Data entries:
============
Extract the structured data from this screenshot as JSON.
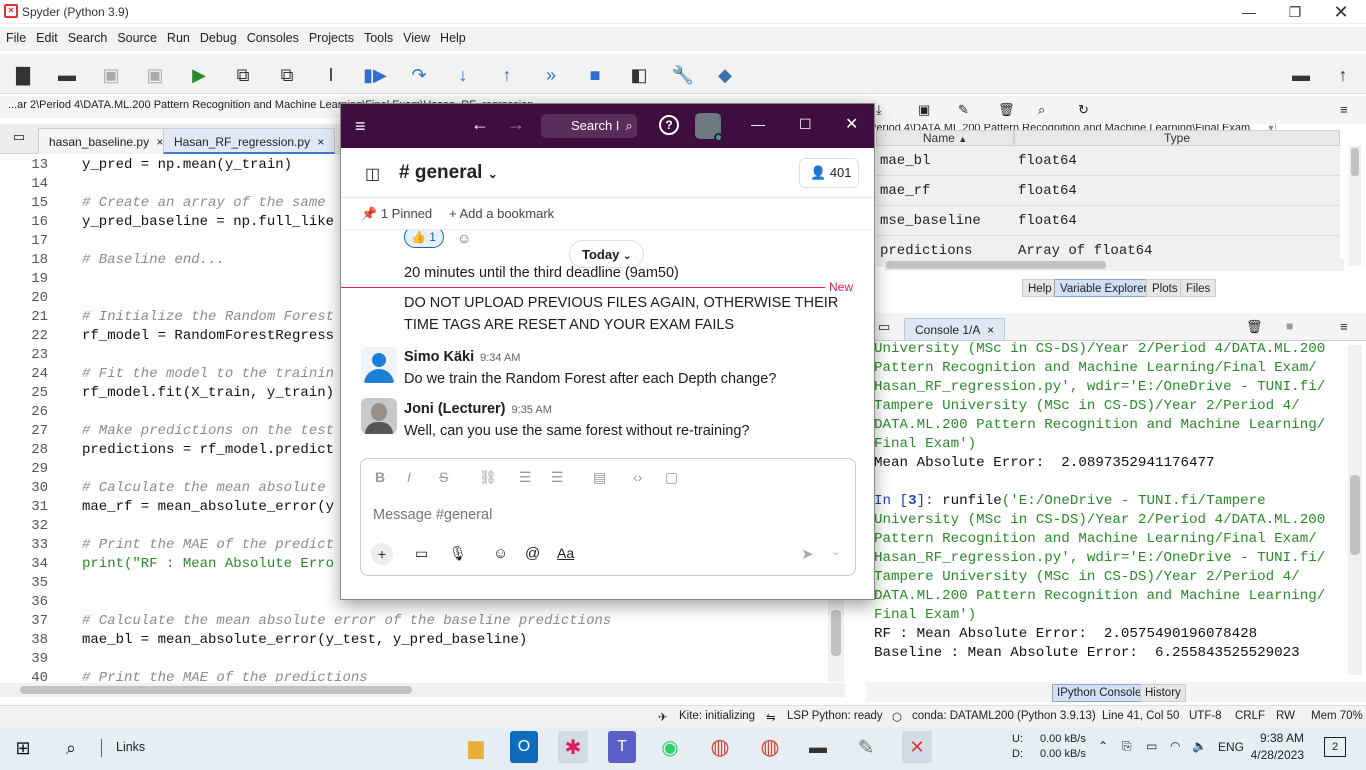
{
  "window": {
    "title": "Spyder (Python 3.9)",
    "logo": "spyder-logo"
  },
  "menu": [
    "File",
    "Edit",
    "Search",
    "Source",
    "Run",
    "Debug",
    "Consoles",
    "Projects",
    "Tools",
    "View",
    "Help"
  ],
  "toolbar": {
    "path": "MSc in CS-DS)\\Year 2\\Period 4\\DATA.ML.200 Pattern Recognition and Machine Learning\\Final Exam"
  },
  "pathbar": "...ar 2\\Period 4\\DATA.ML.200 Pattern Recognition and Machine Learning\\Final Exam\\Hasan_RF_regression",
  "editor": {
    "tabs": [
      {
        "label": "hasan_baseline.py",
        "close": "×"
      },
      {
        "label": "Hasan_RF_regression.py",
        "close": "×"
      }
    ],
    "lines": [
      {
        "n": "13",
        "code": "y_pred = np.mean(y_train)",
        "kind": "code"
      },
      {
        "n": "14",
        "code": "",
        "kind": "code"
      },
      {
        "n": "15",
        "code": "# Create an array of the same",
        "kind": "comment"
      },
      {
        "n": "16",
        "code": "y_pred_baseline = np.full_like",
        "kind": "code"
      },
      {
        "n": "17",
        "code": "",
        "kind": "code"
      },
      {
        "n": "18",
        "code": "# Baseline end...",
        "kind": "comment"
      },
      {
        "n": "19",
        "code": "",
        "kind": "code"
      },
      {
        "n": "20",
        "code": "",
        "kind": "code"
      },
      {
        "n": "21",
        "code": "# Initialize the Random Forest",
        "kind": "comment"
      },
      {
        "n": "22",
        "code": "rf_model = RandomForestRegress",
        "kind": "code"
      },
      {
        "n": "23",
        "code": "",
        "kind": "code"
      },
      {
        "n": "24",
        "code": "# Fit the model to the trainin",
        "kind": "comment"
      },
      {
        "n": "25",
        "code": "rf_model.fit(X_train, y_train)",
        "kind": "code"
      },
      {
        "n": "26",
        "code": "",
        "kind": "code"
      },
      {
        "n": "27",
        "code": "# Make predictions on the test",
        "kind": "comment"
      },
      {
        "n": "28",
        "code": "predictions = rf_model.predict",
        "kind": "code"
      },
      {
        "n": "29",
        "code": "",
        "kind": "code"
      },
      {
        "n": "30",
        "code": "# Calculate the mean absolute",
        "kind": "comment"
      },
      {
        "n": "31",
        "code": "mae_rf = mean_absolute_error(y",
        "kind": "code"
      },
      {
        "n": "32",
        "code": "",
        "kind": "code"
      },
      {
        "n": "33",
        "code": "# Print the MAE of the predict",
        "kind": "comment"
      },
      {
        "n": "34",
        "code": "print(\"RF : Mean Absolute Erro",
        "kind": "print"
      },
      {
        "n": "35",
        "code": "",
        "kind": "code"
      },
      {
        "n": "36",
        "code": "",
        "kind": "code"
      },
      {
        "n": "37",
        "code": "# Calculate the mean absolute error of the baseline predictions",
        "kind": "comment"
      },
      {
        "n": "38",
        "code": "mae_bl = mean_absolute_error(y_test, y_pred_baseline)",
        "kind": "code"
      },
      {
        "n": "39",
        "code": "",
        "kind": "code"
      },
      {
        "n": "40",
        "code": "# Print the MAE of the predictions",
        "kind": "comment"
      }
    ]
  },
  "variables": {
    "col_name": "Name",
    "col_type": "Type",
    "rows": [
      {
        "name": "mae_bl",
        "type": "float64"
      },
      {
        "name": "mae_rf",
        "type": "float64"
      },
      {
        "name": "mse_baseline",
        "type": "float64"
      },
      {
        "name": "predictions",
        "type": "Array of float64"
      }
    ],
    "tabs": [
      "Help",
      "Variable Explorer",
      "Plots",
      "Files"
    ]
  },
  "console": {
    "tab": "Console 1/A",
    "lines": [
      {
        "t": "University (MSc in CS-DS)/Year 2/Period 4/DATA.ML.200",
        "c": "green"
      },
      {
        "t": "Pattern Recognition and Machine Learning/Final Exam/",
        "c": "green"
      },
      {
        "t": "Hasan_RF_regression.py', wdir='E:/OneDrive - TUNI.fi/",
        "c": "green"
      },
      {
        "t": "Tampere University (MSc in CS-DS)/Year 2/Period 4/",
        "c": "green"
      },
      {
        "t": "DATA.ML.200 Pattern Recognition and Machine Learning/",
        "c": "green"
      },
      {
        "t": "Final Exam')",
        "c": "green"
      },
      {
        "t": "Mean Absolute Error:  2.0897352941176477",
        "c": "black"
      },
      {
        "t": "",
        "c": "black"
      },
      {
        "t": "In [3]: runfile('E:/OneDrive - TUNI.fi/Tampere",
        "c": "prompt"
      },
      {
        "t": "University (MSc in CS-DS)/Year 2/Period 4/DATA.ML.200",
        "c": "green"
      },
      {
        "t": "Pattern Recognition and Machine Learning/Final Exam/",
        "c": "green"
      },
      {
        "t": "Hasan_RF_regression.py', wdir='E:/OneDrive - TUNI.fi/",
        "c": "green"
      },
      {
        "t": "Tampere University (MSc in CS-DS)/Year 2/Period 4/",
        "c": "green"
      },
      {
        "t": "DATA.ML.200 Pattern Recognition and Machine Learning/",
        "c": "green"
      },
      {
        "t": "Final Exam')",
        "c": "green"
      },
      {
        "t": "RF : Mean Absolute Error:  2.0575490196078428",
        "c": "black"
      },
      {
        "t": "Baseline : Mean Absolute Error:  6.255843525529023",
        "c": "black"
      }
    ],
    "bottom_tabs": [
      "IPython Console",
      "History"
    ]
  },
  "status": {
    "kite": "Kite: initializing",
    "lsp": "LSP Python: ready",
    "conda": "conda: DATAML200 (Python 3.9.13)",
    "pos": "Line 41, Col 50",
    "enc": "UTF-8",
    "eol": "CRLF",
    "rw": "RW",
    "mem": "Mem 70%"
  },
  "taskbar": {
    "links": "Links",
    "net_u_label": "U:",
    "net_d_label": "D:",
    "net_u": "0.00 kB/s",
    "net_d": "0.00 kB/s",
    "lang": "ENG",
    "time": "9:38 AM",
    "date": "4/28/2023",
    "notif": "2"
  },
  "slack": {
    "search": "Search I",
    "channel": "# general",
    "members": "401",
    "pinned": "1 Pinned",
    "bookmark": "Add a bookmark",
    "today": "Today",
    "reaction_count": "1",
    "new_label": "New",
    "messages": [
      {
        "text": "20 minutes until the third deadline (9am50)"
      },
      {
        "text": "DO NOT UPLOAD PREVIOUS FILES AGAIN, OTHERWISE THEIR TIME TAGS ARE RESET AND YOUR EXAM FAILS"
      }
    ],
    "posts": [
      {
        "author": "Simo Käki",
        "time": "9:34 AM",
        "text": "Do we train the Random Forest after each Depth change?"
      },
      {
        "author": "Joni (Lecturer)",
        "time": "9:35 AM",
        "text": "Well, can you use the same forest without re-training?"
      }
    ],
    "composer_placeholder": "Message #general",
    "composer_aa": "Aa"
  },
  "colors": {
    "slack_header": "#3f0e40",
    "accent": "#3b7bd4",
    "code_green": "#2a8a2a",
    "new_red": "#e01e5a"
  }
}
============
Task prompt:
Copy out every line from the records that has the word "same".

In response:
        "code": "# Create an array of the same",
        "text": "Well, can you use the same forest without re-training?"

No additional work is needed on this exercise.